GIVEN PROBLEM: Could every line of the data be printed exactly as it reads?

***** DATA PROVIDED

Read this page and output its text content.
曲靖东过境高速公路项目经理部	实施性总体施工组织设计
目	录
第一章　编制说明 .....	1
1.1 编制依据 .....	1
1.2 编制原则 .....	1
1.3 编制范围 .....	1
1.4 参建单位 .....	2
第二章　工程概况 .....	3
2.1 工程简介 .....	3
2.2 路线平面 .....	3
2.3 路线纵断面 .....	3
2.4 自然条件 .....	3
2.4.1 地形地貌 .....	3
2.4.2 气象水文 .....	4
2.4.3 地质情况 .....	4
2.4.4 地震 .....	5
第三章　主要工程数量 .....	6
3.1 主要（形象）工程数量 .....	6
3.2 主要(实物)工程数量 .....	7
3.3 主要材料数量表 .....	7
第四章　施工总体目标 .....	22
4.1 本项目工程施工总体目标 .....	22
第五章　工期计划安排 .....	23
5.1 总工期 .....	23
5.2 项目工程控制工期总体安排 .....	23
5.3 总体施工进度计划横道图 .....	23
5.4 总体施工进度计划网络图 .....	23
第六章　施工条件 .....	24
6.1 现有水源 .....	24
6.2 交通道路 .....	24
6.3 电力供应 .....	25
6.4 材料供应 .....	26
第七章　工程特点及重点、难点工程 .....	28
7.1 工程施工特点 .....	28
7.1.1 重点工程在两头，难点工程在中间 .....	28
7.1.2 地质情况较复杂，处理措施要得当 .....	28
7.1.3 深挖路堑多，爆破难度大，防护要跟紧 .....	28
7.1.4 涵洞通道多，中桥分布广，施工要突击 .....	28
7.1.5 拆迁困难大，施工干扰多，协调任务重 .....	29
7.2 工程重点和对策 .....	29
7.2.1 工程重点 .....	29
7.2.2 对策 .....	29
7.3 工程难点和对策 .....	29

**********

FINAL ANSWER:
Read this page and output its text content.
曲靖东过境高速公路项目经理部	实施性总体施工组织设计
目	录
第一章　编制说明 .....	1
1.1 编制依据 .....	1
1.2 编制原则 .....	1
1.3 编制范围 .....	1
1.4 参建单位 .....	2
第二章　工程概况 .....	3
2.1 工程简介 .....	3
2.2 路线平面 .....	3
2.3 路线纵断面 .....	3
2.4 自然条件 .....	3
2.4.1 地形地貌 .....	3
2.4.2 气象水文 .....	4
2.4.3 地质情况 .....	4
2.4.4 地震 .....	5
第三章　主要工程数量 .....	6
3.1 主要（形象）工程数量 .....	6
3.2 主要(实物)工程数量 .....	7
3.3 主要材料数量表 .....	7
第四章　施工总体目标 .....	22
4.1 本项目工程施工总体目标 .....	22
第五章　工期计划安排 .....	23
5.1 总工期 .....	23
5.2 项目工程控制工期总体安排 .....	23
5.3 总体施工进度计划横道图 .....	23
5.4 总体施工进度计划网络图 .....	23
第六章　施工条件 .....	24
6.1 现有水源 .....	24
6.2 交通道路 .....	24
6.3 电力供应 .....	25
6.4 材料供应 .....	26
第七章　工程特点及重点、难点工程 .....	28
7.1 工程施工特点 .....	28
7.1.1 重点工程在两头，难点工程在中间 .....	28
7.1.2 地质情况较复杂，处理措施要得当 .....	28
7.1.3 深挖路堑多，爆破难度大，防护要跟紧 .....	28
7.1.4 涵洞通道多，中桥分布广，施工要突击 .....	28
7.1.5 拆迁困难大，施工干扰多，协调任务重 .....	29
7.2 工程重点和对策 .....	29
7.2.1 工程重点 .....	29
7.2.2 对策 .....	29
7.3 工程难点和对策 .....	29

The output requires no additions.